* **Material for the task**:
--------------------

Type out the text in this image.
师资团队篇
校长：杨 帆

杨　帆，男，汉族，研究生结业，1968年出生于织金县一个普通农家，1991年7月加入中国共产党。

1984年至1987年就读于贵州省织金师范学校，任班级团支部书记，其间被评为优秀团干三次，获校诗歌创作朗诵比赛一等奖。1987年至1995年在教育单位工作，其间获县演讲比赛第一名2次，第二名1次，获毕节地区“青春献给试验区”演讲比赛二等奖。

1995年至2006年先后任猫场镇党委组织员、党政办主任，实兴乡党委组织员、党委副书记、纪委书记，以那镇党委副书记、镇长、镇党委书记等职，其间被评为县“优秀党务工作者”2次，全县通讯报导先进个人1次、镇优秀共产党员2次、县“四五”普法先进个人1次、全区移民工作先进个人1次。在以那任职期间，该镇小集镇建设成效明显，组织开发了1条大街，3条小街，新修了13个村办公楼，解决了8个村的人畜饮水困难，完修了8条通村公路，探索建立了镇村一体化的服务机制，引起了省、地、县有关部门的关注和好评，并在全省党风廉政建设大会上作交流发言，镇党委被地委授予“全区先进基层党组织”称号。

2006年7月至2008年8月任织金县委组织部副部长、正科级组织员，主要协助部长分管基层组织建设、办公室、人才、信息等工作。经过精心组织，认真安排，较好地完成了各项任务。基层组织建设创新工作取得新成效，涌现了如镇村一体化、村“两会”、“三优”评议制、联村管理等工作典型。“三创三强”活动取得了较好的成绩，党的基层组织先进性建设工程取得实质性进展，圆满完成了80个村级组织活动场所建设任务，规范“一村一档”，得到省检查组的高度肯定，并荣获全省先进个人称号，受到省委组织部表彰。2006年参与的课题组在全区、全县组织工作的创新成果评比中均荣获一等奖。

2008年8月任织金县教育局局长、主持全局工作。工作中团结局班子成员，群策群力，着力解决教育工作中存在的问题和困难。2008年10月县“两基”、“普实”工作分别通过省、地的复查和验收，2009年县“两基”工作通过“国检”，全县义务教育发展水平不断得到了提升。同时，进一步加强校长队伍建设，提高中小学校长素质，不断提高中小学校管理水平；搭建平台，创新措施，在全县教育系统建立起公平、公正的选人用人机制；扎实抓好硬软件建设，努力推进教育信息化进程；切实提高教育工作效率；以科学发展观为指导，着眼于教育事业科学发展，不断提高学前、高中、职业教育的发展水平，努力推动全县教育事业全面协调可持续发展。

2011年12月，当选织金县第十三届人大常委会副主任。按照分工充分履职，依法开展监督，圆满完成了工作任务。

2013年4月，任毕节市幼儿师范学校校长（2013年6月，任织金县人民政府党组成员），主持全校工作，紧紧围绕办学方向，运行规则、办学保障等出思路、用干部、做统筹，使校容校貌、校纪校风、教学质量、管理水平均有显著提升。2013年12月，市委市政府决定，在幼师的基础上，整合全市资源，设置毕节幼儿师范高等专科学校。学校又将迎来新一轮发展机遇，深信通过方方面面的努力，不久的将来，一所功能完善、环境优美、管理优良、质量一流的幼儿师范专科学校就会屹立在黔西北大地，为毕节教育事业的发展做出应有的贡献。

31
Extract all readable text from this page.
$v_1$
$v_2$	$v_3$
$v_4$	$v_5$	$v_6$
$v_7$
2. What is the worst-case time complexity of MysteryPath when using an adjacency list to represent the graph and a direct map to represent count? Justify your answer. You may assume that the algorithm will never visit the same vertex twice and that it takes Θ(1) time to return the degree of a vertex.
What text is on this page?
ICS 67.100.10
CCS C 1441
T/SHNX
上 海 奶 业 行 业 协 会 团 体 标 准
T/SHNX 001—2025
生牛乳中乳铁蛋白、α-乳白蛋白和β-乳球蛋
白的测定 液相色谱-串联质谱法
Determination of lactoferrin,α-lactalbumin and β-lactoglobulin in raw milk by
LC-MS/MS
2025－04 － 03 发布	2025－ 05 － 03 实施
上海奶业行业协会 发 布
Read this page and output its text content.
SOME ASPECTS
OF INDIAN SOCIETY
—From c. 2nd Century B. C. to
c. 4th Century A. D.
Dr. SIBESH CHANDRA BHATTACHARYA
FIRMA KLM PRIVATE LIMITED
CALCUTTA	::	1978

--------------------

Reproduce each line of the material containing the word "text".

Type out the text in this image.
Extract all readable text from this page.
What text is on this page?
Read this page and output its text content.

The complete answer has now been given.